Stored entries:
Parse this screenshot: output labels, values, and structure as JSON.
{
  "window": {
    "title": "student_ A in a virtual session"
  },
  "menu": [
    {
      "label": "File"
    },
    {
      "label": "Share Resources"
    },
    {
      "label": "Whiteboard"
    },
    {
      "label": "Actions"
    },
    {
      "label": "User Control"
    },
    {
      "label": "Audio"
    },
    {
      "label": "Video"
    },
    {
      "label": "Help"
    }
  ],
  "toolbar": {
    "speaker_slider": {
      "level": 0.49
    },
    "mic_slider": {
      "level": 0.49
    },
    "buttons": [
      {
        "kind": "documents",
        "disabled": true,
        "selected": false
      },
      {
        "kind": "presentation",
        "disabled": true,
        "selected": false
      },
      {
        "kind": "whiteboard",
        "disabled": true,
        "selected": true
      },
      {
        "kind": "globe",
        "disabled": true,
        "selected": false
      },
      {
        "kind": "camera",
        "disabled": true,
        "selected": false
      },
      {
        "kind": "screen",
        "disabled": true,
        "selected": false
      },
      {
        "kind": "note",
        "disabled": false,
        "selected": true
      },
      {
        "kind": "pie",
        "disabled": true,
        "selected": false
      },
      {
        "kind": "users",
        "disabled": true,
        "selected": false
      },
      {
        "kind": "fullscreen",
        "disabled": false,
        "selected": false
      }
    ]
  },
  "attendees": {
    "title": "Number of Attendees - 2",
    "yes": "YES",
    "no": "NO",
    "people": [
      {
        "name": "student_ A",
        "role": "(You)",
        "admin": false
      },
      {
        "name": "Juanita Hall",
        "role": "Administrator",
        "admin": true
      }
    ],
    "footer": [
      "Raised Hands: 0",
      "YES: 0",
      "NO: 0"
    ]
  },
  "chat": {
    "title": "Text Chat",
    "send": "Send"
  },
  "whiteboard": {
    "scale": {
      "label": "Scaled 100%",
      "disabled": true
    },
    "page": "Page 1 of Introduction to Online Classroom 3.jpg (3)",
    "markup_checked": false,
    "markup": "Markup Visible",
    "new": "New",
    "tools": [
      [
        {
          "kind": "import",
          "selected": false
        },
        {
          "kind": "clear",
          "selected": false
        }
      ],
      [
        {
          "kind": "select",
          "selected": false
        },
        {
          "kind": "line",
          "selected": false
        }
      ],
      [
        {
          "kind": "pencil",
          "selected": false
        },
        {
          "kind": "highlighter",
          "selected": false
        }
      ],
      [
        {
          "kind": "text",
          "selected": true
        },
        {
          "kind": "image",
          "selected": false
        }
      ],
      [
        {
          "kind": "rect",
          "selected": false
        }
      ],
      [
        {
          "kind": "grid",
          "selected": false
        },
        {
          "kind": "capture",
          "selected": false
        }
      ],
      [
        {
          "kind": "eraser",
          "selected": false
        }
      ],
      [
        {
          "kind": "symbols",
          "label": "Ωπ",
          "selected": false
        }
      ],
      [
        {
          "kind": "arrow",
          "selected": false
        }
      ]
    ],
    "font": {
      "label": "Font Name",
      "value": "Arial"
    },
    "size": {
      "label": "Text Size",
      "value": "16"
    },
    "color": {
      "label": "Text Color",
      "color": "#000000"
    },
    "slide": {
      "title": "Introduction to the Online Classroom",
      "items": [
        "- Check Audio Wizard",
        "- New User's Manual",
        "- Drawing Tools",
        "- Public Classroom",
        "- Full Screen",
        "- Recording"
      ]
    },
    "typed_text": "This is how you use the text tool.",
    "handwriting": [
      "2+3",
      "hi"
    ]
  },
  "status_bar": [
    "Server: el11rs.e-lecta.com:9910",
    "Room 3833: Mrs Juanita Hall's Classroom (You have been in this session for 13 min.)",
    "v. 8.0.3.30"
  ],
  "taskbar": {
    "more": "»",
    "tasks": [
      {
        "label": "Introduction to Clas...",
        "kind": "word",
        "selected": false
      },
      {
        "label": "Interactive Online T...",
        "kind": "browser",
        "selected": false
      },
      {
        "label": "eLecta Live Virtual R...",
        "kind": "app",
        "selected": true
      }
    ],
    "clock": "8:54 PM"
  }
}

| WORK REQUIRED |
Please quote every record above exactly as it appears.

| ANSWER TO THIS TASK |
Parse this screenshot: output labels, values, and structure as JSON.
{
  "window": {
    "title": "student_ A in a virtual session"
  },
  "menu": [
    {
      "label": "File"
    },
    {
      "label": "Share Resources"
    },
    {
      "label": "Whiteboard"
    },
    {
      "label": "Actions"
    },
    {
      "label": "User Control"
    },
    {
      "label": "Audio"
    },
    {
      "label": "Video"
    },
    {
      "label": "Help"
    }
  ],
  "toolbar": {
    "speaker_slider": {
      "level": 0.49
    },
    "mic_slider": {
      "level": 0.49
    },
    "buttons": [
      {
        "kind": "documents",
        "disabled": true,
        "selected": false
      },
      {
        "kind": "presentation",
        "disabled": true,
        "selected": false
      },
      {
        "kind": "whiteboard",
        "disabled": true,
        "selected": true
      },
      {
        "kind": "globe",
        "disabled": true,
        "selected": false
      },
      {
        "kind": "camera",
        "disabled": true,
        "selected": false
      },
      {
        "kind": "screen",
        "disabled": true,
        "selected": false
      },
      {
        "kind": "note",
        "disabled": false,
        "selected": true
      },
      {
        "kind": "pie",
        "disabled": true,
        "selected": false
      },
      {
        "kind": "users",
        "disabled": true,
        "selected": false
      },
      {
        "kind": "fullscreen",
        "disabled": false,
        "selected": false
      }
    ]
  },
  "attendees": {
    "title": "Number of Attendees - 2",
    "yes": "YES",
    "no": "NO",
    "people": [
      {
        "name": "student_ A",
        "role": "(You)",
        "admin": false
      },
      {
        "name": "Juanita Hall",
        "role": "Administrator",
        "admin": true
      }
    ],
    "footer": [
      "Raised Hands: 0",
      "YES: 0",
      "NO: 0"
    ]
  },
  "chat": {
    "title": "Text Chat",
    "send": "Send"
  },
  "whiteboard": {
    "scale": {
      "label": "Scaled 100%",
      "disabled": true
    },
    "page": "Page 1 of Introduction to Online Classroom 3.jpg (3)",
    "markup_checked": false,
    "markup": "Markup Visible",
    "new": "New",
    "tools": [
      [
        {
          "kind": "import",
          "selected": false
        },
        {
          "kind": "clear",
          "selected": false
        }
      ],
      [
        {
          "kind": "select",
          "selected": false
        },
        {
          "kind": "line",
          "selected": false
        }
      ],
      [
        {
          "kind": "pencil",
          "selected": false
        },
        {
          "kind": "highlighter",
          "selected": false
        }
      ],
      [
        {
          "kind": "text",
          "selected": true
        },
        {
          "kind": "image",
          "selected": false
        }
      ],
      [
        {
          "kind": "rect",
          "selected": false
        }
      ],
      [
        {
          "kind": "grid",
          "selected": false
        },
        {
          "kind": "capture",
          "selected": false
        }
      ],
      [
        {
          "kind": "eraser",
          "selected": false
        }
      ],
      [
        {
          "kind": "symbols",
          "label": "Ωπ",
          "selected": false
        }
      ],
      [
        {
          "kind": "arrow",
          "selected": false
        }
      ]
    ],
    "font": {
      "label": "Font Name",
      "value": "Arial"
    },
    "size": {
      "label": "Text Size",
      "value": "16"
    },
    "color": {
      "label": "Text Color",
      "color": "#000000"
    },
    "slide": {
      "title": "Introduction to the Online Classroom",
      "items": [
        "- Check Audio Wizard",
        "- New User's Manual",
        "- Drawing Tools",
        "- Public Classroom",
        "- Full Screen",
        "- Recording"
      ]
    },
    "typed_text": "This is how you use the text tool.",
    "handwriting": [
      "2+3",
      "hi"
    ]
  },
  "status_bar": [
    "Server: el11rs.e-lecta.com:9910",
    "Room 3833: Mrs Juanita Hall's Classroom (You have been in this session for 13 min.)",
    "v. 8.0.3.30"
  ],
  "taskbar": {
    "more": "»",
    "tasks": [
      {
        "label": "Introduction to Clas...",
        "kind": "word",
        "selected": false
      },
      {
        "label": "Interactive Online T...",
        "kind": "browser",
        "selected": false
      },
      {
        "label": "eLecta Live Virtual R...",
        "kind": "app",
        "selected": true
      }
    ],
    "clock": "8:54 PM"
  }
}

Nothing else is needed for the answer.